Reproduce the items word for word from the very first line through the line that contains "city-label: Lyon [400,98,422,109]".

<<<<

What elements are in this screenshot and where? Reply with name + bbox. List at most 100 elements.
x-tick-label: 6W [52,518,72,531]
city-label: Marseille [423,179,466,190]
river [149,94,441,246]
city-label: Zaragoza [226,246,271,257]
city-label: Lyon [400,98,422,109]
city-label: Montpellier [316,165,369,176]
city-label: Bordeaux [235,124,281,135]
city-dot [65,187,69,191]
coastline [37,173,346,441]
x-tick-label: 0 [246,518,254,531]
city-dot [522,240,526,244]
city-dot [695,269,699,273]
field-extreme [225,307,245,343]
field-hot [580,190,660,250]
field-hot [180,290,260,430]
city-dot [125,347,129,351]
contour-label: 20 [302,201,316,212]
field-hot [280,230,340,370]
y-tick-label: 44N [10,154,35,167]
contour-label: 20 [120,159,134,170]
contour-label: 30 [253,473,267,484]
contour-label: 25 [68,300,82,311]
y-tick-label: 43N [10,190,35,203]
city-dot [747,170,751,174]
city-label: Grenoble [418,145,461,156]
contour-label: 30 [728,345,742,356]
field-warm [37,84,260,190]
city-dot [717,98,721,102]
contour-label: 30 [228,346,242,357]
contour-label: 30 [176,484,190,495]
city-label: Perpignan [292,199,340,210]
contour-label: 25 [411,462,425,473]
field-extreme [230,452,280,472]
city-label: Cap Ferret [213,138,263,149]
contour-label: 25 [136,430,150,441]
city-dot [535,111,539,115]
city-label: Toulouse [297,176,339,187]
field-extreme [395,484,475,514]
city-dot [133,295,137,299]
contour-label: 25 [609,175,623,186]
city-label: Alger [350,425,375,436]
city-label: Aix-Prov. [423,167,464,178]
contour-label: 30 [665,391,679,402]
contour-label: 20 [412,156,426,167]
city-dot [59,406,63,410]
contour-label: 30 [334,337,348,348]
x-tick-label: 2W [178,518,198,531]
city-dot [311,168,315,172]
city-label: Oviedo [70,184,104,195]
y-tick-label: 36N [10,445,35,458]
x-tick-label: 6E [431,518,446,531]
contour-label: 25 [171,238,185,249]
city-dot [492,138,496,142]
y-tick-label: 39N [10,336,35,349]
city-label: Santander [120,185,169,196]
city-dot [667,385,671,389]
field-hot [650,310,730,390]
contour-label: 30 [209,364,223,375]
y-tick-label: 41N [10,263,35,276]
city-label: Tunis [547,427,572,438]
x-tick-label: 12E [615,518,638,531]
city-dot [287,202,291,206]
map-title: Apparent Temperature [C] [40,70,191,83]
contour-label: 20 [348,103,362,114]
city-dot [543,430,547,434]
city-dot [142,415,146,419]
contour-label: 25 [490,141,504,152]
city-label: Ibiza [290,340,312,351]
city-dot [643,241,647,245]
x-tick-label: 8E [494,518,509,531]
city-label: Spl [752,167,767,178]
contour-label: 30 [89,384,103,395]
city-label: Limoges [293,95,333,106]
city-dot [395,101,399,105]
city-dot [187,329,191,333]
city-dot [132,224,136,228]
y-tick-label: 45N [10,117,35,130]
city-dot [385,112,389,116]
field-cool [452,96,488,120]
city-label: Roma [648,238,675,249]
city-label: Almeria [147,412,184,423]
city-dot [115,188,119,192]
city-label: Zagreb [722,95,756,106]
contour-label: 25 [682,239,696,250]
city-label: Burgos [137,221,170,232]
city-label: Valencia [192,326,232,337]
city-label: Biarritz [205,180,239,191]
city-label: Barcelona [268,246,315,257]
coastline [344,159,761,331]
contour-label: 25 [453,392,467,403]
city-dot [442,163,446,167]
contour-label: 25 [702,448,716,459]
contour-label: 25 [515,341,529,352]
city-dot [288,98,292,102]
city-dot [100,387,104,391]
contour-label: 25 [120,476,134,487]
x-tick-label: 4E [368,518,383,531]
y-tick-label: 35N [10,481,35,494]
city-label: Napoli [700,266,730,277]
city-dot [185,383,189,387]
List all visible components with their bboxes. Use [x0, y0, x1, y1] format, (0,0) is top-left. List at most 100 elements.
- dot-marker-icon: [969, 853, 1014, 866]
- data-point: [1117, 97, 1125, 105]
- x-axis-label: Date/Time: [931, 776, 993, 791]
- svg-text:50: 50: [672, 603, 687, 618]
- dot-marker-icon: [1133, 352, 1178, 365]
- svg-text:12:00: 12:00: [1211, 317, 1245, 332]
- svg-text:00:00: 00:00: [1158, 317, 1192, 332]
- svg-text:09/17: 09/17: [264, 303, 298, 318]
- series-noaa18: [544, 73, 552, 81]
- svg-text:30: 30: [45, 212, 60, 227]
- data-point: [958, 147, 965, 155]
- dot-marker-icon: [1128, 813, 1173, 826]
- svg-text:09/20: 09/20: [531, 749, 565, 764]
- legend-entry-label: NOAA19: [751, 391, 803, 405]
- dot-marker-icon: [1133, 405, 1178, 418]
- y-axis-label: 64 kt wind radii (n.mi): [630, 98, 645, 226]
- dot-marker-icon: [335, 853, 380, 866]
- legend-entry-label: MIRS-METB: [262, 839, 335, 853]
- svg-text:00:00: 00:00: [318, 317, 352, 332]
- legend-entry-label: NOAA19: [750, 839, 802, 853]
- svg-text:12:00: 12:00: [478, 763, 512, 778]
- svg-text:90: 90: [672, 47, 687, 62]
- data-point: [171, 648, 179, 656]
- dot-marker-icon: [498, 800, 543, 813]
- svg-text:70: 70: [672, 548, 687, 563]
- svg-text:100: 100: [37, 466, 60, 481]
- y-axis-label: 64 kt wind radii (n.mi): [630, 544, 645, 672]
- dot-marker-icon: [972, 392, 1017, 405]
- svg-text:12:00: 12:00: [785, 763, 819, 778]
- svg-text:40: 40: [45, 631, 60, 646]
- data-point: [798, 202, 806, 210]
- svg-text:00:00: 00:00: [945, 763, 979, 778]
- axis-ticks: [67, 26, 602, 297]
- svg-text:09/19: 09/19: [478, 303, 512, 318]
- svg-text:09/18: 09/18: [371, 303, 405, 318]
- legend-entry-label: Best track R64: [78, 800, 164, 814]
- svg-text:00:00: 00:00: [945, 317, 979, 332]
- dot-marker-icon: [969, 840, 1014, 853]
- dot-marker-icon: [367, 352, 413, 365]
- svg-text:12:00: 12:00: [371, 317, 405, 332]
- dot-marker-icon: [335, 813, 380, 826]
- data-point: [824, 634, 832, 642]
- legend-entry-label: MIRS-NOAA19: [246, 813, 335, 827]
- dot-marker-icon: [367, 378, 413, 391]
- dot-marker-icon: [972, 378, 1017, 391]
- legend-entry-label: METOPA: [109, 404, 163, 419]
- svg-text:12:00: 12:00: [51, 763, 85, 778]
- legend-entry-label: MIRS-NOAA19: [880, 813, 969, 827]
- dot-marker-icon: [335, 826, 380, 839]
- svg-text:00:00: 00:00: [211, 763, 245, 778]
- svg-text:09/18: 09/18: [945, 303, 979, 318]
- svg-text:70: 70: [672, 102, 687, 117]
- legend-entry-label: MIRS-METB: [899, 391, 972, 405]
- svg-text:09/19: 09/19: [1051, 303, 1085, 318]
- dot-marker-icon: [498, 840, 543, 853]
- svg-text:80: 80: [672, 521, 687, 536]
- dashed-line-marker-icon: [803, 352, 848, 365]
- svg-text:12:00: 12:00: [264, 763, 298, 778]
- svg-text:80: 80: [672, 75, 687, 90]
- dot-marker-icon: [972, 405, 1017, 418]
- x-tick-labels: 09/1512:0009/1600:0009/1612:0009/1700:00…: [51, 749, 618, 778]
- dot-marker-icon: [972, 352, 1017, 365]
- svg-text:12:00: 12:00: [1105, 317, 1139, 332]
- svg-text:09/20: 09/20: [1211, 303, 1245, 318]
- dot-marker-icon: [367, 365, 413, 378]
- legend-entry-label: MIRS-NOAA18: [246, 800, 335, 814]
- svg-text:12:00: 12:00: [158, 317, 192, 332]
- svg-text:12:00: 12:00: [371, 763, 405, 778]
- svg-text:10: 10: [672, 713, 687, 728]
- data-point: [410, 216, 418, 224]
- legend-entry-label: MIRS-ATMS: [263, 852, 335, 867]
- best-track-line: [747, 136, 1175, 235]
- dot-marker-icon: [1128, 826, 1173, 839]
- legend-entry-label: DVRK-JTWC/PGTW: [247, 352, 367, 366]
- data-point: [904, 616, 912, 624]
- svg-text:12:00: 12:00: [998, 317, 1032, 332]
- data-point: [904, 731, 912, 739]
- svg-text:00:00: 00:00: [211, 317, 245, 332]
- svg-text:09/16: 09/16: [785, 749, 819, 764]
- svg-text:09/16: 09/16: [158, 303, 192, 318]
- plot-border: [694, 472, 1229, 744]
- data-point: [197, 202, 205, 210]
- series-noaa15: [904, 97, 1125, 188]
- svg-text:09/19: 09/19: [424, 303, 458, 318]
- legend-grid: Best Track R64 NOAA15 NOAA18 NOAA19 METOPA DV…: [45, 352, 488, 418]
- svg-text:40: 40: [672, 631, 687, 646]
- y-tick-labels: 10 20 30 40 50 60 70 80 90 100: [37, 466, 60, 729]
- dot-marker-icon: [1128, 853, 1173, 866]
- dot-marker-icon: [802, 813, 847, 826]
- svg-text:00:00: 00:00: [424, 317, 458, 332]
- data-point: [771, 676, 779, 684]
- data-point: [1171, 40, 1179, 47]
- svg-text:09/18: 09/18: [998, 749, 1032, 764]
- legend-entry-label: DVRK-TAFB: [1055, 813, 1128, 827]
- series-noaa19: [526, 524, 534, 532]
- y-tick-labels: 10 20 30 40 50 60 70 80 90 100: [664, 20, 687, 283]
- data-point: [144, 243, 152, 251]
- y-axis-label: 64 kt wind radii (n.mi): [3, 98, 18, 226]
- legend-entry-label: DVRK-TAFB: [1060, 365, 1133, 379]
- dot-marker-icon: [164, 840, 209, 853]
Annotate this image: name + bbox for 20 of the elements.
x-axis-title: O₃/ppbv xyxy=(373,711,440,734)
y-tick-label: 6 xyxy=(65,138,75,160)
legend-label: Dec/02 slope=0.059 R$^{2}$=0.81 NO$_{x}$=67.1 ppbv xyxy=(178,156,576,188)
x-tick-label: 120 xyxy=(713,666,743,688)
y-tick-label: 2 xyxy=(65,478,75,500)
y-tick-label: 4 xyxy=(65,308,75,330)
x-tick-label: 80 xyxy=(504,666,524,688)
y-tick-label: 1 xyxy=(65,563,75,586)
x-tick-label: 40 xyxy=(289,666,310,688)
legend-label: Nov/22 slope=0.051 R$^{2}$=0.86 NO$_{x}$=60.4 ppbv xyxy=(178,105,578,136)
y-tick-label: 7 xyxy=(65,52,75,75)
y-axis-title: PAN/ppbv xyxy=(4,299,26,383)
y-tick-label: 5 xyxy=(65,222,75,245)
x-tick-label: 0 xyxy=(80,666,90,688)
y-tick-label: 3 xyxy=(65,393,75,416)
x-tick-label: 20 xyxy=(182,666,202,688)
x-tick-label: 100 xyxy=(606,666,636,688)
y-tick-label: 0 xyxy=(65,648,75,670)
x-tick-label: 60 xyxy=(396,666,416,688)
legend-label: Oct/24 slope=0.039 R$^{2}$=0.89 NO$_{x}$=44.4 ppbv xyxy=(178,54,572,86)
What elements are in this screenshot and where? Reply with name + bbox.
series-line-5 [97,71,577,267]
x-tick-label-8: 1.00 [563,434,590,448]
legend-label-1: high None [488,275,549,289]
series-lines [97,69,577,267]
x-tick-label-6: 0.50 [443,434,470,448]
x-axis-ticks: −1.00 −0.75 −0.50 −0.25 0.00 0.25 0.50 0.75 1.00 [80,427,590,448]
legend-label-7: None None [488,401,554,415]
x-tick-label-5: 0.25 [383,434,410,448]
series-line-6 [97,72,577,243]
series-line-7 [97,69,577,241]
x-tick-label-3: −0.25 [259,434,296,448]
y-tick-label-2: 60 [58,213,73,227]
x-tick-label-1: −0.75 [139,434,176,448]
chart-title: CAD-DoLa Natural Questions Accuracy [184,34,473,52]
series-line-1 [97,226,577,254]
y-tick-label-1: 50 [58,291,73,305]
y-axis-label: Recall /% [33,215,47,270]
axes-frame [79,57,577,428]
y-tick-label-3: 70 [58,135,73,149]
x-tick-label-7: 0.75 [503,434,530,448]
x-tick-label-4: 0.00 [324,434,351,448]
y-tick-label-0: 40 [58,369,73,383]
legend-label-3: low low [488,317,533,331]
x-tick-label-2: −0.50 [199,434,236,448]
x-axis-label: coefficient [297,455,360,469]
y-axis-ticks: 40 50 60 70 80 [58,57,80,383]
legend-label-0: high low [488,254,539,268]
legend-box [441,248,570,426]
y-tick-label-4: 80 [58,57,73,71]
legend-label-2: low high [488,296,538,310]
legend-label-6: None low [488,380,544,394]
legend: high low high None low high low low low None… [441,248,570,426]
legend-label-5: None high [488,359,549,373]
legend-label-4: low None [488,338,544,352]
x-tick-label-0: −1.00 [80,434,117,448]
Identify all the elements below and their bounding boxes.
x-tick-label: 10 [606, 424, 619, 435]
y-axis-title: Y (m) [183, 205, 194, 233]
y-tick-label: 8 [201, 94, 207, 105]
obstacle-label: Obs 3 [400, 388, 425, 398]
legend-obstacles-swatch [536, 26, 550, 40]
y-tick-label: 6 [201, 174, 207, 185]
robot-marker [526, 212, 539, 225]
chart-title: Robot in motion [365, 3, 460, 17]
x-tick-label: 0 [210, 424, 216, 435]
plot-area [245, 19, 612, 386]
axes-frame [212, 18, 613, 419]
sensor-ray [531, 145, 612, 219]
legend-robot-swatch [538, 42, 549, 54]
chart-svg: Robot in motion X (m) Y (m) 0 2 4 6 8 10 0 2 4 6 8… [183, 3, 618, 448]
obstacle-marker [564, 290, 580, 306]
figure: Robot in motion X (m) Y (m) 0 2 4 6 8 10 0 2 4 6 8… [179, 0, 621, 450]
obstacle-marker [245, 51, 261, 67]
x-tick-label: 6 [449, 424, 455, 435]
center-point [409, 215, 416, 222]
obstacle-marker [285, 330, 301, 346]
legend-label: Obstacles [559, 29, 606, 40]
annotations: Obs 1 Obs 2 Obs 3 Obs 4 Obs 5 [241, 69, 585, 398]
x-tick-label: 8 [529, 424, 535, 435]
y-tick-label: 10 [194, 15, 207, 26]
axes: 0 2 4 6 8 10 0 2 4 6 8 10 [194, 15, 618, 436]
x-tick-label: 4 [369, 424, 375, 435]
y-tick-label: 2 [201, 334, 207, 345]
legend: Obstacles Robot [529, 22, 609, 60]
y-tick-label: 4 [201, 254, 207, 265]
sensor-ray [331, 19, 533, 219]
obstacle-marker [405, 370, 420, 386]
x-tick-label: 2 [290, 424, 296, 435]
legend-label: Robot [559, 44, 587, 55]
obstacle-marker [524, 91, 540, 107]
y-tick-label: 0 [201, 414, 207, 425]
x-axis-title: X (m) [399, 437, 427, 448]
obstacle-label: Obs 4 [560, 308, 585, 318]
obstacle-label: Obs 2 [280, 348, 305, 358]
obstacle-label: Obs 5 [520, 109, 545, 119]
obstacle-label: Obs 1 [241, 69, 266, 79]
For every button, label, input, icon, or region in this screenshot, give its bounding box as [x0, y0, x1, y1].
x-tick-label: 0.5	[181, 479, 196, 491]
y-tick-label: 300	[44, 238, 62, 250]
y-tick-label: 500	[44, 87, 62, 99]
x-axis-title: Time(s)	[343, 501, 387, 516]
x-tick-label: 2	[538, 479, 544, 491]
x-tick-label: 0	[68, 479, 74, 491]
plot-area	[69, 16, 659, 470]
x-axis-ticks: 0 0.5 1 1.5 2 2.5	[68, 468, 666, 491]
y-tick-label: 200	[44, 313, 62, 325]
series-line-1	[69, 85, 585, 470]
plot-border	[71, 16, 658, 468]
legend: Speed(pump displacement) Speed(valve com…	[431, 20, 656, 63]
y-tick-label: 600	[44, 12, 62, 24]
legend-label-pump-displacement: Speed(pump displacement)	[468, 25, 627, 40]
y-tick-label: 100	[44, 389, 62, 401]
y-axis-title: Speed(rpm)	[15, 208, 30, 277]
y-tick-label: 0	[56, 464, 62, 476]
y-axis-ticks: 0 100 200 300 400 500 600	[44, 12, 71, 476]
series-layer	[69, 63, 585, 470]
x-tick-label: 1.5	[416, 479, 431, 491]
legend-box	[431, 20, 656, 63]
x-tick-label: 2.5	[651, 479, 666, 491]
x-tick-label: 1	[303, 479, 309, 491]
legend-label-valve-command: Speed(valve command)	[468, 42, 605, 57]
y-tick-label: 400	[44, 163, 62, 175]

>>>>

### EXPECTED OUTPUT
What elements are in this screenshot and where? Reply with name + bbox. List at most 100 elements.
x-tick-label: 6W [52,518,72,531]
city-label: Marseille [423,179,466,190]
river [149,94,441,246]
city-label: Zaragoza [226,246,271,257]
city-label: Lyon [400,98,422,109]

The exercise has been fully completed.